▶ _PROBLEM REQUIREMENTS_: Copy every line from the data below in which the string "life" can be found.

####

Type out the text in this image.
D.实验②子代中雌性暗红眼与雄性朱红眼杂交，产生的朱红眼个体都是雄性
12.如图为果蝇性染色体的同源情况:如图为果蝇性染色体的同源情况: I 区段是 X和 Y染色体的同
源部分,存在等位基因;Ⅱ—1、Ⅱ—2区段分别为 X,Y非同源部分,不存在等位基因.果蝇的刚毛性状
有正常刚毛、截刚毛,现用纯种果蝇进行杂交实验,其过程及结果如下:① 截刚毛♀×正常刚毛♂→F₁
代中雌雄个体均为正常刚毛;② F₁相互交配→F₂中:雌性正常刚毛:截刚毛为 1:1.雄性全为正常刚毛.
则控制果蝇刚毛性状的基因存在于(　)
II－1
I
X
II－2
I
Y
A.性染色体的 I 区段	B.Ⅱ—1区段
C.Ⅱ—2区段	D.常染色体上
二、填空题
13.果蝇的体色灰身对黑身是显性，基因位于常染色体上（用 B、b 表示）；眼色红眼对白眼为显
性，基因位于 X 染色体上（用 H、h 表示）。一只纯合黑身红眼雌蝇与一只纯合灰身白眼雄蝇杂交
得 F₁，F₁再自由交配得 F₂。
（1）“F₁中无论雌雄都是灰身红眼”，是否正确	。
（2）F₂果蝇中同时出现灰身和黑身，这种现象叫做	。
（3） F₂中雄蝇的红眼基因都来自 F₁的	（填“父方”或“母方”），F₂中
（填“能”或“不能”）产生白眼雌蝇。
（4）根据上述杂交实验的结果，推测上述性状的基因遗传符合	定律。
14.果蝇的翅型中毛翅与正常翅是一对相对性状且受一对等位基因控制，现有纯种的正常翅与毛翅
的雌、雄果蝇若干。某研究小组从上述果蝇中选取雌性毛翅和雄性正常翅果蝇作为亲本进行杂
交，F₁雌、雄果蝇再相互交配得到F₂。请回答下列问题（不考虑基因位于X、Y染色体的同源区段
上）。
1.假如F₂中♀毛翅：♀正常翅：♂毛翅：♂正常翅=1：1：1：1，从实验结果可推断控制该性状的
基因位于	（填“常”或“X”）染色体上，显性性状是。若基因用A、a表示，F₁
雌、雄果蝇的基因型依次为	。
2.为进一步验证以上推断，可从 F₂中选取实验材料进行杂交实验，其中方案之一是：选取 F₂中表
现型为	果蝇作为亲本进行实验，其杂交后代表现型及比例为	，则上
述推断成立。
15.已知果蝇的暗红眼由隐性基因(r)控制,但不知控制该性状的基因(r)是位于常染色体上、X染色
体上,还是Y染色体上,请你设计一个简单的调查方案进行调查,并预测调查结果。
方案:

####

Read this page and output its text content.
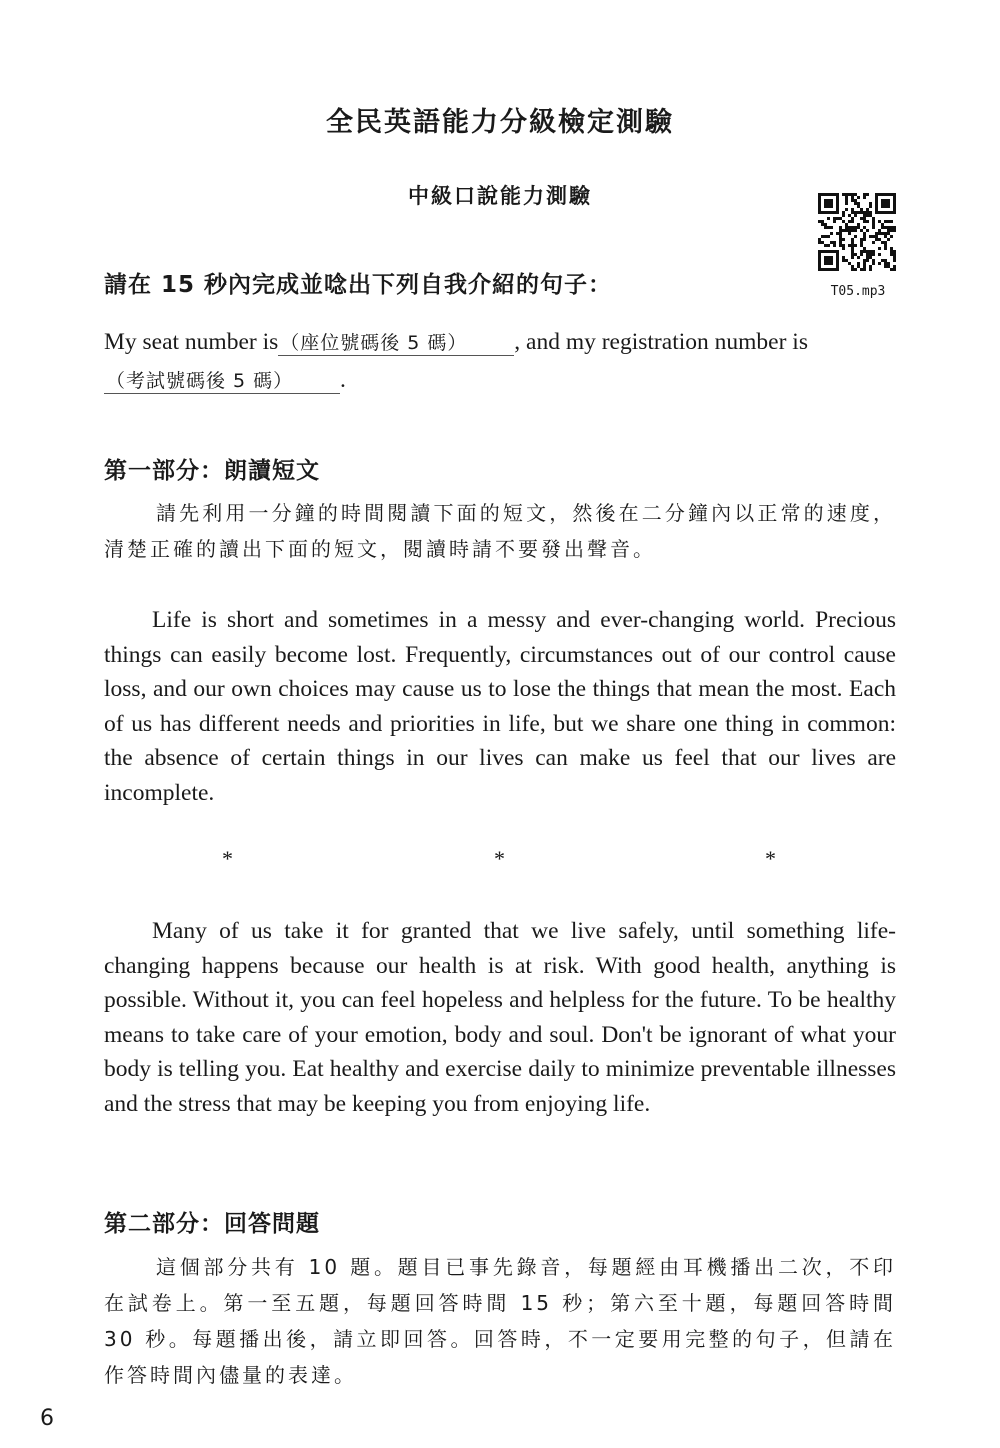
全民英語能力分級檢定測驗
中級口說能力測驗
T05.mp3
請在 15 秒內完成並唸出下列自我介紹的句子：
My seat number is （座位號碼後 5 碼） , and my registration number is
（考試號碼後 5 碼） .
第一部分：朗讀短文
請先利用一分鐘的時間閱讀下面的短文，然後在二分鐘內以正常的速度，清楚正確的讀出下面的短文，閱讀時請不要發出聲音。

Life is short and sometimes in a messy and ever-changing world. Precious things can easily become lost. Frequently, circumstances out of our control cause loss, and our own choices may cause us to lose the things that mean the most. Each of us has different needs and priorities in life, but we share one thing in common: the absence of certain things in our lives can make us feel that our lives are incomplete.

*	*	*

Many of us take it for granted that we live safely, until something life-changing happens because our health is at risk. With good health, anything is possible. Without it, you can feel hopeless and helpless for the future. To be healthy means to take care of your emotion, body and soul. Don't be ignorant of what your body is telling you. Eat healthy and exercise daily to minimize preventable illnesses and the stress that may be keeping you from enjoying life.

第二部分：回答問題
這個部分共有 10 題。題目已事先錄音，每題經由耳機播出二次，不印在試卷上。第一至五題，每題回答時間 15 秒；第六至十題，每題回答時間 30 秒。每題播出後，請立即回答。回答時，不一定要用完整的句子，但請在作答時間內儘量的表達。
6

####

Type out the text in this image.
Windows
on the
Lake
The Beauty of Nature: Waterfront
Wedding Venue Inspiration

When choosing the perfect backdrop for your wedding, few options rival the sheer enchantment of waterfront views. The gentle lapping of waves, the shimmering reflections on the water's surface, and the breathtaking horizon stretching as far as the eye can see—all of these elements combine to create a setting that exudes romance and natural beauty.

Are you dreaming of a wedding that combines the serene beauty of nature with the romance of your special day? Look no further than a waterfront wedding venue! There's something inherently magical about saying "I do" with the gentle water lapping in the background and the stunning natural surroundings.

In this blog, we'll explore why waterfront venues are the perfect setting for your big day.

####

▶ _THE REPLY_:
Life is short and sometimes in a messy and ever-changing world. Precious things can easily become lost. Frequently, circumstances out of our control cause loss, and our own choices may cause us to lose the things that mean the most. Each of us has different needs and priorities in life, but we share one thing in common: the absence of certain things in our lives can make us feel that our lives are incomplete.
Many of us take it for granted that we live safely, until something life-changing happens because our health is at risk. With good health, anything is possible. Without it, you can feel hopeless and helpless for the future. To be healthy means to take care of your emotion, body and soul. Don't be ignorant of what your body is telling you. Eat healthy and exercise daily to minimize preventable illnesses and the stress that may be keeping you from enjoying life.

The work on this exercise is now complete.